-- Begin INFORMATION GIVEN --

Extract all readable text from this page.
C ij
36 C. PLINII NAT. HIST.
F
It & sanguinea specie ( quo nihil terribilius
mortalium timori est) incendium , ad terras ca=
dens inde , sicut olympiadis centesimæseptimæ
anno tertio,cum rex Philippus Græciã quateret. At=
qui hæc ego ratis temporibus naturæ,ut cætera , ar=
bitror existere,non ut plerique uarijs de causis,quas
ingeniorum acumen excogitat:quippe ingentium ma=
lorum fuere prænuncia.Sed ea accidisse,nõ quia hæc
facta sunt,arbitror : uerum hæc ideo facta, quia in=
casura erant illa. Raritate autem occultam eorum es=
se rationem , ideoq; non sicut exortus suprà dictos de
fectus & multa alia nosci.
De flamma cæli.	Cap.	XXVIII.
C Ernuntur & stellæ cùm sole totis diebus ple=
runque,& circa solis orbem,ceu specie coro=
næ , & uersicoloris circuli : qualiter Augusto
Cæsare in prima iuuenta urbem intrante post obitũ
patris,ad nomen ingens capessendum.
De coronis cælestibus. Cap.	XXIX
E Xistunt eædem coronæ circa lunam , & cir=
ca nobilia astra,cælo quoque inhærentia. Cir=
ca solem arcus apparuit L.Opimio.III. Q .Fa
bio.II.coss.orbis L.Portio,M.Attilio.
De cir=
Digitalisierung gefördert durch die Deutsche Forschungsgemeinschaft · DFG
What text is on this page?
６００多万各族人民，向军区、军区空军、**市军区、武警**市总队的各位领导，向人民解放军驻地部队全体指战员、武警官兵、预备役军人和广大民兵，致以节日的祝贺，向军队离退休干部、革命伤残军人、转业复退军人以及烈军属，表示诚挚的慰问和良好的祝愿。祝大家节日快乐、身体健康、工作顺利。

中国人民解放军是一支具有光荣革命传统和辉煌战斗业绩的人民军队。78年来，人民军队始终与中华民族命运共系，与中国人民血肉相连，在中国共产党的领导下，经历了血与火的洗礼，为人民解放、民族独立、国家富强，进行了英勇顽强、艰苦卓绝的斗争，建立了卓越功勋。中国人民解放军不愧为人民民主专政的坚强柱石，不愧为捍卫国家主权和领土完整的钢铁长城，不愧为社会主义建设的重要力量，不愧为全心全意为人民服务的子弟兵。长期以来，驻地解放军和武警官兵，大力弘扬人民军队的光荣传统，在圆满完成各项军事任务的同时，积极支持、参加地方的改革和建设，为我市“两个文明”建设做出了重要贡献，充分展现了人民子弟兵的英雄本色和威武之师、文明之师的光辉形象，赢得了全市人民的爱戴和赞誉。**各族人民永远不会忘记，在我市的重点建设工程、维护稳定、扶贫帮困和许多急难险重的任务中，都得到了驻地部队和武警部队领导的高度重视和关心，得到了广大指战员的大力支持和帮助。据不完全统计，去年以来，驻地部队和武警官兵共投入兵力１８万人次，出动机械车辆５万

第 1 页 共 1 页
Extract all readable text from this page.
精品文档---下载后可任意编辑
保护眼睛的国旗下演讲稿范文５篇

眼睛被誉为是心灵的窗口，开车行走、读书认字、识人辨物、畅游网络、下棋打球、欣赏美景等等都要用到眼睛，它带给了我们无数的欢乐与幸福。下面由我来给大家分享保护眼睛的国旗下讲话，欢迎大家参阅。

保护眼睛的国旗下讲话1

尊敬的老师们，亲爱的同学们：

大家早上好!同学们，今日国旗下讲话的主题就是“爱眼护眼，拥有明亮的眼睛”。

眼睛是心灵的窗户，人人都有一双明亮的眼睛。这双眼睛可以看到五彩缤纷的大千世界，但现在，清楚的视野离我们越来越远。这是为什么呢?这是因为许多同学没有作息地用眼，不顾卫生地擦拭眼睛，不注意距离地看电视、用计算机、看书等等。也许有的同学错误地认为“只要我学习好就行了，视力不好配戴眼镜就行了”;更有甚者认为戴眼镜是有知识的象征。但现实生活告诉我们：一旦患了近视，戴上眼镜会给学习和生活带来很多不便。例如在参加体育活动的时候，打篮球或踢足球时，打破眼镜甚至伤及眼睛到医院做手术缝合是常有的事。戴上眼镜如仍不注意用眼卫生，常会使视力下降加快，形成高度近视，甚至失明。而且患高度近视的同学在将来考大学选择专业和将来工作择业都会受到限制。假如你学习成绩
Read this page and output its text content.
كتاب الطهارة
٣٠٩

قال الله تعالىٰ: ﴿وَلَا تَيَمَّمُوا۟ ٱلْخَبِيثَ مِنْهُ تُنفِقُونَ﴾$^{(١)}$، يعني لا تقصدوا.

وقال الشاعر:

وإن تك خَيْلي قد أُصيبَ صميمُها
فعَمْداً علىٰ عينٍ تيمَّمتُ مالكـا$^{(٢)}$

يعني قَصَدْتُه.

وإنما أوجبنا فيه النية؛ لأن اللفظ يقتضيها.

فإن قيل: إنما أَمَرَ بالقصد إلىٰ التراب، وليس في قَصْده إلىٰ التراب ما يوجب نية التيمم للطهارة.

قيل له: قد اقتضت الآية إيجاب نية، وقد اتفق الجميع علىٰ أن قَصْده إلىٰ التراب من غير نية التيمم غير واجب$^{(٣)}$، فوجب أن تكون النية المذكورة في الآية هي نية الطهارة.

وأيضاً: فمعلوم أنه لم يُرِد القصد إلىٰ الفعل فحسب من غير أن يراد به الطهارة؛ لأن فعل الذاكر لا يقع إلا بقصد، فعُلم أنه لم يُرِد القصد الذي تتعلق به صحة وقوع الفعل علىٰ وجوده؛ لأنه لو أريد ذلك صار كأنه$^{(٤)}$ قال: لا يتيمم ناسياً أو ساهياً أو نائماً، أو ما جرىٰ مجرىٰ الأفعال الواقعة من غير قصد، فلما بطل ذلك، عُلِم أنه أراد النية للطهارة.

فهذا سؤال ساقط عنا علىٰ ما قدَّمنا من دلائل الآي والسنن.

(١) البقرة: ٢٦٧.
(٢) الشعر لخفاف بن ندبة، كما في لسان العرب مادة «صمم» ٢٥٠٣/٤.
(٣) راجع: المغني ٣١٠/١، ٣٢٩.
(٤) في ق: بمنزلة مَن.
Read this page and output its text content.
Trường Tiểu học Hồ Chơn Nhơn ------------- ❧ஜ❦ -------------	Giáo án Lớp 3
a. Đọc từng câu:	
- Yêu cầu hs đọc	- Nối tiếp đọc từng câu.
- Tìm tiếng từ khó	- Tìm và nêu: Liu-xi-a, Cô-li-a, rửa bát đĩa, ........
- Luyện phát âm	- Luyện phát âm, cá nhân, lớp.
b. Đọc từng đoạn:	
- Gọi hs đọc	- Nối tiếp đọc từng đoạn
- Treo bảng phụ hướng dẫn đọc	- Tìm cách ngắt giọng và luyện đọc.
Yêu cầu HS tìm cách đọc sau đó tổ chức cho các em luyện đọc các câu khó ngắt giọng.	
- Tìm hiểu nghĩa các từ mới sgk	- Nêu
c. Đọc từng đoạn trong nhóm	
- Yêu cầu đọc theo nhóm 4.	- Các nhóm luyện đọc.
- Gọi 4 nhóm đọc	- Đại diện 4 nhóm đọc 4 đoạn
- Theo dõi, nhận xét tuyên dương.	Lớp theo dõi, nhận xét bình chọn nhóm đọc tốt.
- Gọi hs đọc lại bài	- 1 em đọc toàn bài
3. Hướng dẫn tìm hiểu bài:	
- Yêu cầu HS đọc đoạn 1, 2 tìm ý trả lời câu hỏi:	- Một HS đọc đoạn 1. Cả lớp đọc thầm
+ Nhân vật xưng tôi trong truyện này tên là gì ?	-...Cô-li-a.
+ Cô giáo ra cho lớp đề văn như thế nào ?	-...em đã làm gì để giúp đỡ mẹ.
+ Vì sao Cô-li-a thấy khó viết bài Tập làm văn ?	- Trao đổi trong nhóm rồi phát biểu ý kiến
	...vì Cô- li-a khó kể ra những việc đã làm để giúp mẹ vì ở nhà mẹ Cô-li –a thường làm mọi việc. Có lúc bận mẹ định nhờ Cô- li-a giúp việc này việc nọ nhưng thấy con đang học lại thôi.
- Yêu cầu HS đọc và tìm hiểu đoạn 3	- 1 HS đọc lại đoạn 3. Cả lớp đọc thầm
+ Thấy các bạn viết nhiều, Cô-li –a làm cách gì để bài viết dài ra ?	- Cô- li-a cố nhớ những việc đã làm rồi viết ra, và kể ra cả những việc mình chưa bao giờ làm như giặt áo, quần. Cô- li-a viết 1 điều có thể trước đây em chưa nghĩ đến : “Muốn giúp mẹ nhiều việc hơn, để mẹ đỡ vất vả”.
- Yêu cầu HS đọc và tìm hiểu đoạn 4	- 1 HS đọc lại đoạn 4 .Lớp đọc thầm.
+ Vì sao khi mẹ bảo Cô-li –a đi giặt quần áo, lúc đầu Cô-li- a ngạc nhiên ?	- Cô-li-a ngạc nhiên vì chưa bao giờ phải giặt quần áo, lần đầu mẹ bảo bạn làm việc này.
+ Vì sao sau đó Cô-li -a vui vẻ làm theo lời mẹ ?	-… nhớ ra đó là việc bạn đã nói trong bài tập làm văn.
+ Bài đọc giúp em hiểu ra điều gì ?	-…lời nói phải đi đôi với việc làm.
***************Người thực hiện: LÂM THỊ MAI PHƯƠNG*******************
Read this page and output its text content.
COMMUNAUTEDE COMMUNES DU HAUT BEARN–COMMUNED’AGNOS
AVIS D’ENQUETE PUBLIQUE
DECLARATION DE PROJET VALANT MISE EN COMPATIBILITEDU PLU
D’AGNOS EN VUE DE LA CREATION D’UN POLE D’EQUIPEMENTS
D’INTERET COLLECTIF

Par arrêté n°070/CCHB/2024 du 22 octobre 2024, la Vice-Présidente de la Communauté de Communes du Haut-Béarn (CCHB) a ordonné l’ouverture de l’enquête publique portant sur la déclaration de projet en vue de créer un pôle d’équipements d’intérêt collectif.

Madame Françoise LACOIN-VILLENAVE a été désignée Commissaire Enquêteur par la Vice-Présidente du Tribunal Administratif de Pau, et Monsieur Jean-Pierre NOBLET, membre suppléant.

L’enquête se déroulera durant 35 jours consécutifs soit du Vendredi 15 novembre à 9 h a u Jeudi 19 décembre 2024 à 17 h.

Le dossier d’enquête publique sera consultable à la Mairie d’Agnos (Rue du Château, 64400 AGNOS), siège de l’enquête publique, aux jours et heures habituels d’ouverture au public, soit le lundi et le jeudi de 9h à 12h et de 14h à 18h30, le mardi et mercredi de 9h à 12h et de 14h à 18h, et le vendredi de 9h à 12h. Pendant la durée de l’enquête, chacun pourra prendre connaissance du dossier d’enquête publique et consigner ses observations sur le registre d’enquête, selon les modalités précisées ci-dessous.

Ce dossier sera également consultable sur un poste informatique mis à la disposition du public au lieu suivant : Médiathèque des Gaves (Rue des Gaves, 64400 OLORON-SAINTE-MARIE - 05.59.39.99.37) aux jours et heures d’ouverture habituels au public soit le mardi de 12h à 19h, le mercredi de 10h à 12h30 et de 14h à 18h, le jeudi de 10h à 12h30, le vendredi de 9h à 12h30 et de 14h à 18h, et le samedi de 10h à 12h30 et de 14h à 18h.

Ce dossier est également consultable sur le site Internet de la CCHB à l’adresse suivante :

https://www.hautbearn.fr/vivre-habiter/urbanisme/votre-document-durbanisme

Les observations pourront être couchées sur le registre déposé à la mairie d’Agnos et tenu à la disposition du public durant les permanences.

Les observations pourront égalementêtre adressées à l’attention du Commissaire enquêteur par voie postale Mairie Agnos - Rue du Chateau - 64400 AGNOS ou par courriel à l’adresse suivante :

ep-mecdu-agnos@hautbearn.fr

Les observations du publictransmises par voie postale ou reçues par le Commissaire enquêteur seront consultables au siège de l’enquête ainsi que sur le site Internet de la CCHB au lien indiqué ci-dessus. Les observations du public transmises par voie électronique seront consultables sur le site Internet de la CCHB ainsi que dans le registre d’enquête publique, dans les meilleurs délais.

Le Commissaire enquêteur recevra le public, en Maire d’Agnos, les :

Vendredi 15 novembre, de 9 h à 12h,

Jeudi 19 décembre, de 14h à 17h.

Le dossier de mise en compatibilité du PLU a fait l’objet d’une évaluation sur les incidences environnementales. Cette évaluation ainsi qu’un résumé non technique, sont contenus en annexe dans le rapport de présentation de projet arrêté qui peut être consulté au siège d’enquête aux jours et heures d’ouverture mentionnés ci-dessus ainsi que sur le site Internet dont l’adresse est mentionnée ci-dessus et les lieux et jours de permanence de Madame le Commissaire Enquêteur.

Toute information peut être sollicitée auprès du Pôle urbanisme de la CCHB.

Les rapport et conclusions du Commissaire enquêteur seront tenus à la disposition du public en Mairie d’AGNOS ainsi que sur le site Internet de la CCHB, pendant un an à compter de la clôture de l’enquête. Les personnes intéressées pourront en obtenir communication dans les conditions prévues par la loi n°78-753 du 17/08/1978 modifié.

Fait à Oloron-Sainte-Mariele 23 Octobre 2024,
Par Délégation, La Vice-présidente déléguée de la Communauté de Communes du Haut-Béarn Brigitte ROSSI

-- End INFORMATION GIVEN --

**INSTRUCTIONS TO FOLLOW:**
Copy, from the material, each line that holds the string "phải".

**CORRECT RESULT:**
+ Vì sao khi mẹ bảo Cô-li –a đi giặt quần áo, lúc đầu Cô-li- a ngạc nhiên ?	- Cô-li-a ngạc nhiên vì chưa bao giờ phải giặt quần áo, lần đầu mẹ bảo bạn làm việc này.
+ Bài đọc giúp em hiểu ra điều gì ?	-…lời nói phải đi đôi với việc làm.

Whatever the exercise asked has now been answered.